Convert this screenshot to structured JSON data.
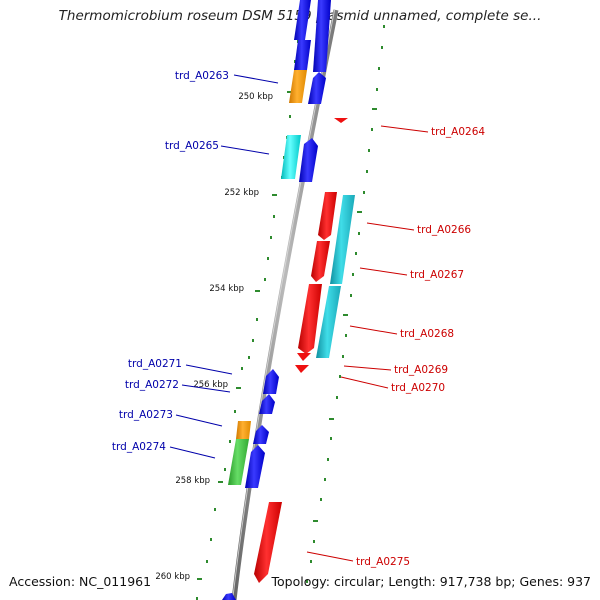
{
  "title": "Thermomicrobium roseum DSM 5159 plasmid unnamed, complete se...",
  "footer": {
    "accession": "Accession: NC_011961",
    "stats": "Topology: circular; Length: 917,738 bp; Genes: 937"
  },
  "colors": {
    "forward_label": "#0000aa",
    "reverse_label": "#cc0000",
    "backbone": "#888888",
    "dots": "#2e8b2e",
    "blue": "#1a1aee",
    "orange": "#f39a16",
    "cyan": "#22dddd",
    "red": "#ee1010",
    "teal": "#22bbcc",
    "green": "#44bb44"
  },
  "ticks": [
    {
      "label": "250 kbp"
    },
    {
      "label": "252 kbp"
    },
    {
      "label": "254 kbp"
    },
    {
      "label": "256 kbp"
    },
    {
      "label": "258 kbp"
    },
    {
      "label": "260 kbp"
    }
  ],
  "labels": [
    {
      "text": "trd_A0263",
      "strand": "forward"
    },
    {
      "text": "trd_A0264",
      "strand": "reverse"
    },
    {
      "text": "trd_A0265",
      "strand": "forward"
    },
    {
      "text": "trd_A0266",
      "strand": "reverse"
    },
    {
      "text": "trd_A0267",
      "strand": "reverse"
    },
    {
      "text": "trd_A0268",
      "strand": "reverse"
    },
    {
      "text": "trd_A0269",
      "strand": "reverse"
    },
    {
      "text": "trd_A0270",
      "strand": "reverse"
    },
    {
      "text": "trd_A0271",
      "strand": "forward"
    },
    {
      "text": "trd_A0272",
      "strand": "forward"
    },
    {
      "text": "trd_A0273",
      "strand": "forward"
    },
    {
      "text": "trd_A0274",
      "strand": "forward"
    },
    {
      "text": "trd_A0275",
      "strand": "reverse"
    }
  ]
}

Goal of the exercise: Nothing but the text of the listing should be set down, exactly, with the pictures left behind.

Answer below:
Convert this screenshot to structured JSON data.
{
  "title": "Thermomicrobium roseum DSM 5159 plasmid unnamed, complete se...",
  "footer": {
    "accession": "Accession: NC_011961",
    "stats": "Topology: circular; Length: 917,738 bp; Genes: 937"
  },
  "colors": {
    "forward_label": "#0000aa",
    "reverse_label": "#cc0000",
    "backbone": "#888888",
    "dots": "#2e8b2e",
    "blue": "#1a1aee",
    "orange": "#f39a16",
    "cyan": "#22dddd",
    "red": "#ee1010",
    "teal": "#22bbcc",
    "green": "#44bb44"
  },
  "ticks": [
    {
      "label": "250 kbp"
    },
    {
      "label": "252 kbp"
    },
    {
      "label": "254 kbp"
    },
    {
      "label": "256 kbp"
    },
    {
      "label": "258 kbp"
    },
    {
      "label": "260 kbp"
    }
  ],
  "labels": [
    {
      "text": "trd_A0263",
      "strand": "forward"
    },
    {
      "text": "trd_A0264",
      "strand": "reverse"
    },
    {
      "text": "trd_A0265",
      "strand": "forward"
    },
    {
      "text": "trd_A0266",
      "strand": "reverse"
    },
    {
      "text": "trd_A0267",
      "strand": "reverse"
    },
    {
      "text": "trd_A0268",
      "strand": "reverse"
    },
    {
      "text": "trd_A0269",
      "strand": "reverse"
    },
    {
      "text": "trd_A0270",
      "strand": "reverse"
    },
    {
      "text": "trd_A0271",
      "strand": "forward"
    },
    {
      "text": "trd_A0272",
      "strand": "forward"
    },
    {
      "text": "trd_A0273",
      "strand": "forward"
    },
    {
      "text": "trd_A0274",
      "strand": "forward"
    },
    {
      "text": "trd_A0275",
      "strand": "reverse"
    }
  ]
}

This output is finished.